Stored data:
------------------------

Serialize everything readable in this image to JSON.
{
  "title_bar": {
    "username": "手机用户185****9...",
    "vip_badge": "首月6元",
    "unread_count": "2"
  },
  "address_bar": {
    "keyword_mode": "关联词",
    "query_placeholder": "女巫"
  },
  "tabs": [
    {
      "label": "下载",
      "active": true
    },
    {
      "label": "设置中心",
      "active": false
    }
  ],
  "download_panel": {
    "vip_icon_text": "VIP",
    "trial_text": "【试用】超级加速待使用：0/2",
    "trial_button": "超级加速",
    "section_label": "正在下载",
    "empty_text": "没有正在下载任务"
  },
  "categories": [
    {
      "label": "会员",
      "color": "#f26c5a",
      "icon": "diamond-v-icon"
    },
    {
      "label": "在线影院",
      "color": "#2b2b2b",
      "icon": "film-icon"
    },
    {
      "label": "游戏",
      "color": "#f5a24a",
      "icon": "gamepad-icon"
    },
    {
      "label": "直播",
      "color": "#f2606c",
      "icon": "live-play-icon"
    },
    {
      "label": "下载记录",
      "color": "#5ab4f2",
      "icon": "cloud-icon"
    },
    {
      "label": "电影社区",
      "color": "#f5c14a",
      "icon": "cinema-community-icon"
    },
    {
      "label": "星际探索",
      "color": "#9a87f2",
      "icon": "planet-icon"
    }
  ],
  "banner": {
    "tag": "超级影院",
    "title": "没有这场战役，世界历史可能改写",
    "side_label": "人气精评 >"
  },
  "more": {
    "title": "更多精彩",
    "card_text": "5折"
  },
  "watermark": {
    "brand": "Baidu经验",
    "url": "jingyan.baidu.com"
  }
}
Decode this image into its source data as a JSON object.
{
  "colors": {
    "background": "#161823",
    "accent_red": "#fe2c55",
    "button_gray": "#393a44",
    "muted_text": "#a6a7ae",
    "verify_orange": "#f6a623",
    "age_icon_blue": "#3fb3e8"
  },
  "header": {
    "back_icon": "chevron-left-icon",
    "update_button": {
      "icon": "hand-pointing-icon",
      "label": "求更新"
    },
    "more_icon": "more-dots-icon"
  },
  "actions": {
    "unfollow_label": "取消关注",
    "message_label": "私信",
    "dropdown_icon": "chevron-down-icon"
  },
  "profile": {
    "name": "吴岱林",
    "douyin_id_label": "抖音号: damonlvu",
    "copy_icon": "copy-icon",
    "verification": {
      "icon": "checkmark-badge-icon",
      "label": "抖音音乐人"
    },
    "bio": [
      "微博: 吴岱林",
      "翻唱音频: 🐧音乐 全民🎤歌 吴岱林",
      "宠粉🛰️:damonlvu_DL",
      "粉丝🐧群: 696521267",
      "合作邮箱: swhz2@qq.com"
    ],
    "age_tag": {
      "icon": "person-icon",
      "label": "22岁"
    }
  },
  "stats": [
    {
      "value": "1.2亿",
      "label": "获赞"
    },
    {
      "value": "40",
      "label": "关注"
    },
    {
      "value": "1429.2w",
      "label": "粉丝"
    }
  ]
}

------------------------

Task statement. Isolate the lines that hold the word "this" and copy all of them.

Expected answer.
Serialize everything readable in this image to JSON.
Decode this image into its source data as a JSON object.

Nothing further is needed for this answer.